## Given instruction
Every line of the material below must be repeated exactly.

## Data shown

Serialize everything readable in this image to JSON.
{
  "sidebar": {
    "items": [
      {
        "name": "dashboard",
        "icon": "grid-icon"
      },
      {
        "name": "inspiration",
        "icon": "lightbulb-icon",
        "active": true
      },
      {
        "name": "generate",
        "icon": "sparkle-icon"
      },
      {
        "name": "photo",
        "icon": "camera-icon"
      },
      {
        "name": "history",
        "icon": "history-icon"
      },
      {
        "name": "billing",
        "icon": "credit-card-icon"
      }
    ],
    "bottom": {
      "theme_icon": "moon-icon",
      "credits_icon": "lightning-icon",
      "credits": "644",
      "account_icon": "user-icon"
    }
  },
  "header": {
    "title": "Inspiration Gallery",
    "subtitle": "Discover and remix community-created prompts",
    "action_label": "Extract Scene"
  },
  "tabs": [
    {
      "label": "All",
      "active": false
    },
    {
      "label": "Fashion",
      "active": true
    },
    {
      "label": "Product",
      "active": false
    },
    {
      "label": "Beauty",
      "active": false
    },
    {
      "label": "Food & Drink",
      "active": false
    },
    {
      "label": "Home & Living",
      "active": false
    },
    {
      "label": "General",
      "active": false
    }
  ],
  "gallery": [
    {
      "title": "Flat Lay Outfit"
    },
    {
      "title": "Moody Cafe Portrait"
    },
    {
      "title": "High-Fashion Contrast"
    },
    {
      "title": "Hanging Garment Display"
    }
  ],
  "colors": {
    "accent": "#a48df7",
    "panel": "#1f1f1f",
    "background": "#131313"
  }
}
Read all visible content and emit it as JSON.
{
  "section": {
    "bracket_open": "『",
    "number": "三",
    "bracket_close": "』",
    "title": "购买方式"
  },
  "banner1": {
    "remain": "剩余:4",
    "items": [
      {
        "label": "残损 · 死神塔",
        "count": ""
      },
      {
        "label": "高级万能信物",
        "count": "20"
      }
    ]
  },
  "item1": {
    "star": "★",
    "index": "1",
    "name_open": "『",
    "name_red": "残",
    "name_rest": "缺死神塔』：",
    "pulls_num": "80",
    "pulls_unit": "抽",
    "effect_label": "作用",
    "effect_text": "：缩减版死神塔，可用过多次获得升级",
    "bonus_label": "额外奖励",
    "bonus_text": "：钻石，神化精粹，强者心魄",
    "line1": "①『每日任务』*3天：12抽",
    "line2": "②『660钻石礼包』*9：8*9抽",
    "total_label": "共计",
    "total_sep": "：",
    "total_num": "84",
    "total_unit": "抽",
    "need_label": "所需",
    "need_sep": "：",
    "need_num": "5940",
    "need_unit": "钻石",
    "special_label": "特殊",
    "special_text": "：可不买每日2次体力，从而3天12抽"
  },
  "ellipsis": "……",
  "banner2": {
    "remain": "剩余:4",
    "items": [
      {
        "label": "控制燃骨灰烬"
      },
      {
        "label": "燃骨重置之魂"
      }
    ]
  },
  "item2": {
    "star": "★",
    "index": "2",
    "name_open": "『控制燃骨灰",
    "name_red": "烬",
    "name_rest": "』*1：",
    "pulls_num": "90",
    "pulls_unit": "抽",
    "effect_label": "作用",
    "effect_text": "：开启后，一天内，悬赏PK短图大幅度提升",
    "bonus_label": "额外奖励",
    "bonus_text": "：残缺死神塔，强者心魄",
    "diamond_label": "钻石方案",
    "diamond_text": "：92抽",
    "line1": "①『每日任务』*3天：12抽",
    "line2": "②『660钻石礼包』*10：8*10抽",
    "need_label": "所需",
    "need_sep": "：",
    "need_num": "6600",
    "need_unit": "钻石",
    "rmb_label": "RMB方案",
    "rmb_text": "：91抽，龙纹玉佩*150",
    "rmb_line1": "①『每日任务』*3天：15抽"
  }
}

## Completed task
Serialize everything readable in this image to JSON.
{
  "sidebar": {
    "items": [
      {
        "name": "dashboard",
        "icon": "grid-icon"
      },
      {
        "name": "inspiration",
        "icon": "lightbulb-icon",
        "active": true
      },
      {
        "name": "generate",
        "icon": "sparkle-icon"
      },
      {
        "name": "photo",
        "icon": "camera-icon"
      },
      {
        "name": "history",
        "icon": "history-icon"
      },
      {
        "name": "billing",
        "icon": "credit-card-icon"
      }
    ],
    "bottom": {
      "theme_icon": "moon-icon",
      "credits_icon": "lightning-icon",
      "credits": "644",
      "account_icon": "user-icon"
    }
  },
  "header": {
    "title": "Inspiration Gallery",
    "subtitle": "Discover and remix community-created prompts",
    "action_label": "Extract Scene"
  },
  "tabs": [
    {
      "label": "All",
      "active": false
    },
    {
      "label": "Fashion",
      "active": true
    },
    {
      "label": "Product",
      "active": false
    },
    {
      "label": "Beauty",
      "active": false
    },
    {
      "label": "Food & Drink",
      "active": false
    },
    {
      "label": "Home & Living",
      "active": false
    },
    {
      "label": "General",
      "active": false
    }
  ],
  "gallery": [
    {
      "title": "Flat Lay Outfit"
    },
    {
      "title": "Moody Cafe Portrait"
    },
    {
      "title": "High-Fashion Contrast"
    },
    {
      "title": "Hanging Garment Display"
    }
  ],
  "colors": {
    "accent": "#a48df7",
    "panel": "#1f1f1f",
    "background": "#131313"
  }
}
Read all visible content and emit it as JSON.
{
  "section": {
    "bracket_open": "『",
    "number": "三",
    "bracket_close": "』",
    "title": "购买方式"
  },
  "banner1": {
    "remain": "剩余:4",
    "items": [
      {
        "label": "残损 · 死神塔",
        "count": ""
      },
      {
        "label": "高级万能信物",
        "count": "20"
      }
    ]
  },
  "item1": {
    "star": "★",
    "index": "1",
    "name_open": "『",
    "name_red": "残",
    "name_rest": "缺死神塔』：",
    "pulls_num": "80",
    "pulls_unit": "抽",
    "effect_label": "作用",
    "effect_text": "：缩减版死神塔，可用过多次获得升级",
    "bonus_label": "额外奖励",
    "bonus_text": "：钻石，神化精粹，强者心魄",
    "line1": "①『每日任务』*3天：12抽",
    "line2": "②『660钻石礼包』*9：8*9抽",
    "total_label": "共计",
    "total_sep": "：",
    "total_num": "84",
    "total_unit": "抽",
    "need_label": "所需",
    "need_sep": "：",
    "need_num": "5940",
    "need_unit": "钻石",
    "special_label": "特殊",
    "special_text": "：可不买每日2次体力，从而3天12抽"
  },
  "ellipsis": "……",
  "banner2": {
    "remain": "剩余:4",
    "items": [
      {
        "label": "控制燃骨灰烬"
      },
      {
        "label": "燃骨重置之魂"
      }
    ]
  },
  "item2": {
    "star": "★",
    "index": "2",
    "name_open": "『控制燃骨灰",
    "name_red": "烬",
    "name_rest": "』*1：",
    "pulls_num": "90",
    "pulls_unit": "抽",
    "effect_label": "作用",
    "effect_text": "：开启后，一天内，悬赏PK短图大幅度提升",
    "bonus_label": "额外奖励",
    "bonus_text": "：残缺死神塔，强者心魄",
    "diamond_label": "钻石方案",
    "diamond_text": "：92抽",
    "line1": "①『每日任务』*3天：12抽",
    "line2": "②『660钻石礼包』*10：8*10抽",
    "need_label": "所需",
    "need_sep": "：",
    "need_num": "6600",
    "need_unit": "钻石",
    "rmb_label": "RMB方案",
    "rmb_text": "：91抽，龙纹玉佩*150",
    "rmb_line1": "①『每日任务』*3天：15抽"
  }
}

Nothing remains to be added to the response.